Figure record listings
┄┄┄┄┄┄┄┄┄┄┄┄┄┄┄┄┄┄┄┄

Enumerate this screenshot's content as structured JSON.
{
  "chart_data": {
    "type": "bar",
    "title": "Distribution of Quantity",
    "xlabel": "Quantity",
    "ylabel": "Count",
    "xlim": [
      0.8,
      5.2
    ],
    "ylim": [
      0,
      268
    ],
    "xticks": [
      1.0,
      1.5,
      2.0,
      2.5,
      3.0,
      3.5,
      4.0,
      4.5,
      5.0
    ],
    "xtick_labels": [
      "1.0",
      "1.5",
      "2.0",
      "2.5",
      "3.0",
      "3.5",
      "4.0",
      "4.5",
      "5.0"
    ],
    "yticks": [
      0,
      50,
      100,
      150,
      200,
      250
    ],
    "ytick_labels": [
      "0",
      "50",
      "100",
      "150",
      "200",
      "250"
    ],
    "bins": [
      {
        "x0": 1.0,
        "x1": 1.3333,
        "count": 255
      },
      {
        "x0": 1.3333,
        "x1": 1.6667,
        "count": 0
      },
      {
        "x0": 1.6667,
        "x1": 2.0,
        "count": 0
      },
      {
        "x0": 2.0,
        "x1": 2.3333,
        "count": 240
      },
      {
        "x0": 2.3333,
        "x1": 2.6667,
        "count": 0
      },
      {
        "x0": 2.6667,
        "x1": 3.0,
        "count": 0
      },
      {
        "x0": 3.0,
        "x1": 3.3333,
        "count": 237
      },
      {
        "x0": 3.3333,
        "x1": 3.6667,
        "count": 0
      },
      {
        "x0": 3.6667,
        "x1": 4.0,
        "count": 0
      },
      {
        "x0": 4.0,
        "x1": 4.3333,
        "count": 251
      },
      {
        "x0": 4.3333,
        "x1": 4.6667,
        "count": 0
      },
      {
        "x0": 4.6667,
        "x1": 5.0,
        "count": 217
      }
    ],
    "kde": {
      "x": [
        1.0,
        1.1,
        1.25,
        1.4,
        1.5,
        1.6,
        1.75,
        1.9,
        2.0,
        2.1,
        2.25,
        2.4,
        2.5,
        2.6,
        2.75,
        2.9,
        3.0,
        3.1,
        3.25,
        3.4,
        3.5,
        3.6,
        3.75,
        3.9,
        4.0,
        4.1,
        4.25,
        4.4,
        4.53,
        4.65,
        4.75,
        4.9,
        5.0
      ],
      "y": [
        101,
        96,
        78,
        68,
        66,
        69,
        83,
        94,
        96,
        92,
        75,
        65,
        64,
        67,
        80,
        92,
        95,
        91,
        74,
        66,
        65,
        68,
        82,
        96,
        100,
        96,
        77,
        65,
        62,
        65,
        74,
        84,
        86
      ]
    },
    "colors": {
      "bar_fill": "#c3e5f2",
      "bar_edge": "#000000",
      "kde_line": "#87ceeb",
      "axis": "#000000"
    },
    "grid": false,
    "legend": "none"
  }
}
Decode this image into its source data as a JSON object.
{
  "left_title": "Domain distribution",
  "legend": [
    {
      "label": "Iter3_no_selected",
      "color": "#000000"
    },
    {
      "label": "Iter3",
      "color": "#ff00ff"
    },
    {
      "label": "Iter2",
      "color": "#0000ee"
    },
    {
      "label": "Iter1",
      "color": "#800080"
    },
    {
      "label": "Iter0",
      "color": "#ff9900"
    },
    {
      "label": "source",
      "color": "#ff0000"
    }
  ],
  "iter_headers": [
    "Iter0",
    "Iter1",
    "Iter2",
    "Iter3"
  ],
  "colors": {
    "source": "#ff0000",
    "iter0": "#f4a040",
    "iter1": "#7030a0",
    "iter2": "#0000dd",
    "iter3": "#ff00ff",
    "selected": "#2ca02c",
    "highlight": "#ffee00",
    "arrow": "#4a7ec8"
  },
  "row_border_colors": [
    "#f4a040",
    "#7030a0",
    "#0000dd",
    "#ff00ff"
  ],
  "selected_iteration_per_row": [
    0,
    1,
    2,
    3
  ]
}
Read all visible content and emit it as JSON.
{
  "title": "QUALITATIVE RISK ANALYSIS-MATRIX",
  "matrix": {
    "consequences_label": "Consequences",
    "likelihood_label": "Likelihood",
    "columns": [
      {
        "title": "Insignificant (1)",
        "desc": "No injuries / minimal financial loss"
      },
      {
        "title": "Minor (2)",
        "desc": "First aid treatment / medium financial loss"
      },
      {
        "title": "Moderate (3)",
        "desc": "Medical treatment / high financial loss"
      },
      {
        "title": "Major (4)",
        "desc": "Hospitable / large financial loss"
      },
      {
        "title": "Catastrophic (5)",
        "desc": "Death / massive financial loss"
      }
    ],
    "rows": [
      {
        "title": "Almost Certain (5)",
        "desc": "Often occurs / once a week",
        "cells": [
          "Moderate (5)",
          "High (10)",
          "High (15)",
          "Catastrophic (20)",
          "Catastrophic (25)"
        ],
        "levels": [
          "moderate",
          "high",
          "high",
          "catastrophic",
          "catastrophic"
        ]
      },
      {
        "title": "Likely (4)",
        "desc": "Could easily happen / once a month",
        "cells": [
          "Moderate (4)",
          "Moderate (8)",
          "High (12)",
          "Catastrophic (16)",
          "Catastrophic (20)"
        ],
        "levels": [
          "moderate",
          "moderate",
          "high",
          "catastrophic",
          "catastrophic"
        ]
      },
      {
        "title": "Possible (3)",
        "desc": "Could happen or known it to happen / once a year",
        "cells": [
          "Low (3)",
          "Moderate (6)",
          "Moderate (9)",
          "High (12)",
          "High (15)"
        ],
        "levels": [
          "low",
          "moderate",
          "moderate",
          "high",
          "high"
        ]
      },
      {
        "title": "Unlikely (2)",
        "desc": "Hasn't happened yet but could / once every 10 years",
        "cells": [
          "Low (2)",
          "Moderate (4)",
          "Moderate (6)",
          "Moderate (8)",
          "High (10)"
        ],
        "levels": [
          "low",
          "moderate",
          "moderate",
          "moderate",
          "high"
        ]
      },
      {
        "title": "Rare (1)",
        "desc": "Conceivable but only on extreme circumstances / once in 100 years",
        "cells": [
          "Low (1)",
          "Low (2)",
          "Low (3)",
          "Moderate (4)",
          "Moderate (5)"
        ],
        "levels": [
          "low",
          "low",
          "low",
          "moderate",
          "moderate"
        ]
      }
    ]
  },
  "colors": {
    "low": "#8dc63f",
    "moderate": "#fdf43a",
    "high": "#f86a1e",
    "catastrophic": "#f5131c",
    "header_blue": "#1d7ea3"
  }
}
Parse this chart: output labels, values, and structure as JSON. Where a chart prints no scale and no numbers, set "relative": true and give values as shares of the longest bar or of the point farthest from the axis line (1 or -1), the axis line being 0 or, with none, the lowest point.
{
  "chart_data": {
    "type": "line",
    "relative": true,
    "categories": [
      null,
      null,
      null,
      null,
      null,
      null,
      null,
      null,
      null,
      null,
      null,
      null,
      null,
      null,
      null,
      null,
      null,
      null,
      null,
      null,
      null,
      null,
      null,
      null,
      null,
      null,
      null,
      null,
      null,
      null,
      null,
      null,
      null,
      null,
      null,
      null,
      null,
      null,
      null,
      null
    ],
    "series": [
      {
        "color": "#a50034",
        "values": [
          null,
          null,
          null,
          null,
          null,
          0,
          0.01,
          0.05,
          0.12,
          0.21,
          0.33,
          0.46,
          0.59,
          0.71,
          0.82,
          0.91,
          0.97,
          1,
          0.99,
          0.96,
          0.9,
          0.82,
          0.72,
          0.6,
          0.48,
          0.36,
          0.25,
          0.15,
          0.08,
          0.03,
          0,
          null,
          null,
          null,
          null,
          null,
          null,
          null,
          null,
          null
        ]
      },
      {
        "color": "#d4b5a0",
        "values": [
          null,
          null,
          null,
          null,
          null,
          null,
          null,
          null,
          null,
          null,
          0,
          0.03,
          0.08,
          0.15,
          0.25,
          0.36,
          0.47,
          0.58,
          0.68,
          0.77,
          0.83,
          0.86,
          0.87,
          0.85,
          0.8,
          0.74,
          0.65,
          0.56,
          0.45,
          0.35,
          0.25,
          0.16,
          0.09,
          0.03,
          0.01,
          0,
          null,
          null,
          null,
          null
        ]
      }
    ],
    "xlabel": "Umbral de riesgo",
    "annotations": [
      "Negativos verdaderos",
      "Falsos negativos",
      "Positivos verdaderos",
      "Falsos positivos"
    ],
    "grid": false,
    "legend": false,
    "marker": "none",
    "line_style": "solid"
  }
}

┄┄┄┄┄┄┄┄┄┄┄┄┄┄┄┄┄┄┄┄

Copy each line of the listing that contains the string "JSON".

OUTPUT
Enumerate this screenshot's content as structured JSON.
Decode this image into its source data as a JSON object.
Read all visible content and emit it as JSON.
Parse this chart: output labels, values, and structure as JSON. Where a chart prints no scale and no numbers, set "relative": true and give values as shares of the longest bar or of the point farthest from the axis line (1 or -1), the axis line being 0 or, with none, the lowest point.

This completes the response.